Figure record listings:
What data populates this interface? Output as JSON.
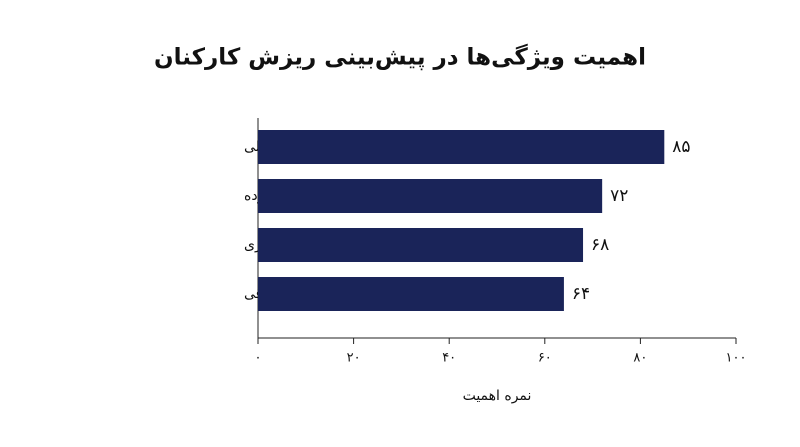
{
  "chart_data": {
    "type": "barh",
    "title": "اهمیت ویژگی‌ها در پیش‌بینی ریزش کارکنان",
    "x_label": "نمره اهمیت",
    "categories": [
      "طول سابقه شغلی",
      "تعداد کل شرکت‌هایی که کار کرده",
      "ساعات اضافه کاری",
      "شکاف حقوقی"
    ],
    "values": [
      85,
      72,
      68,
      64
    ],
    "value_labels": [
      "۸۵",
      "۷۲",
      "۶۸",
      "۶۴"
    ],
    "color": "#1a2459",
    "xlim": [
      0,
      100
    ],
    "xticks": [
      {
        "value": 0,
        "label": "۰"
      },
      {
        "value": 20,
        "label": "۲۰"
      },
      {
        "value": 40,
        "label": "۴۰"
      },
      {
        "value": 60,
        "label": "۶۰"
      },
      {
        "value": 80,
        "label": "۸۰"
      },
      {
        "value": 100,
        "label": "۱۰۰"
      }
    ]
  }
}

**Your task:** The records shown above are to be repeated exactly, with the pictures left out.

**Response:**
What data populates this interface? Output as JSON.
{
  "chart_data": {
    "type": "barh",
    "title": "اهمیت ویژگی‌ها در پیش‌بینی ریزش کارکنان",
    "x_label": "نمره اهمیت",
    "categories": [
      "طول سابقه شغلی",
      "تعداد کل شرکت‌هایی که کار کرده",
      "ساعات اضافه کاری",
      "شکاف حقوقی"
    ],
    "values": [
      85,
      72,
      68,
      64
    ],
    "value_labels": [
      "۸۵",
      "۷۲",
      "۶۸",
      "۶۴"
    ],
    "color": "#1a2459",
    "xlim": [
      0,
      100
    ],
    "xticks": [
      {
        "value": 0,
        "label": "۰"
      },
      {
        "value": 20,
        "label": "۲۰"
      },
      {
        "value": 40,
        "label": "۴۰"
      },
      {
        "value": 60,
        "label": "۶۰"
      },
      {
        "value": 80,
        "label": "۸۰"
      },
      {
        "value": 100,
        "label": "۱۰۰"
      }
    ]
  }
}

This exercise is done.